● Task brief:
Below are the records; reproduce all of them exactly but without any images.

● Task data:
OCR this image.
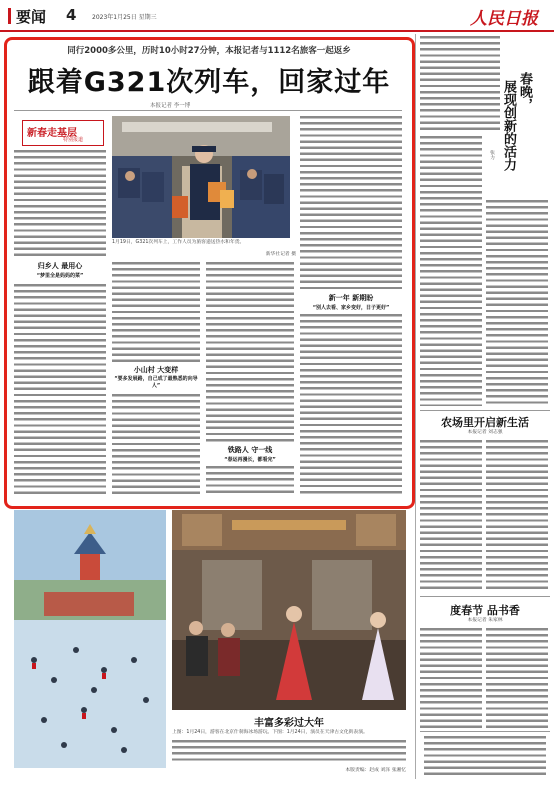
要闻 4	2023年1月25日 星期三	人民日报
同行2000多公里，历时10小时27分钟，本报记者与1112名旅客一起返乡
跟着G321次列车，回家过年
本报记者 李一博
新春走基层
特别报道
1月19日，G321次列车上，工作人员为旅客递送热水和年货。
新华社记者 摄
归乡人 最用心
“梦里全是妈妈的菜”
小山村 大变样
“要多发展路，自己成了最熟悉的向导人”
铁路人 守一线
“春运再漫长，都看完”
新一年 新期盼
“别人去看、家乡变好，日子更好”
春晚，
展现创新的活力
张力
农场里开启新生活
本报记者 刘志强
度春节 品书香
本报记者 朱家林
丰富多彩过大年
上图：1月24日，游客在北京什刹海冰场游玩。下图：1月24日，演员在天津古文化街表演。
本版责编：赵成 刘泽 张湘忆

● Response for this exercise:
OCR this image.
要闻 4	2023年1月25日 星期三	人民日报
同行2000多公里，历时10小时27分钟，本报记者与1112名旅客一起返乡
跟着G321次列车，回家过年
本报记者 李一博
新春走基层
特别报道
1月19日，G321次列车上，工作人员为旅客递送热水和年货。
新华社记者 摄
归乡人 最用心
“梦里全是妈妈的菜”
小山村 大变样
“要多发展路，自己成了最熟悉的向导人”
铁路人 守一线
“春运再漫长，都看完”
新一年 新期盼
“别人去看、家乡变好，日子更好”
春晚，
展现创新的活力
张力
农场里开启新生活
本报记者 刘志强
度春节 品书香
本报记者 朱家林
丰富多彩过大年
上图：1月24日，游客在北京什刹海冰场游玩。下图：1月24日，演员在天津古文化街表演。
本版责编：赵成 刘泽 张湘忆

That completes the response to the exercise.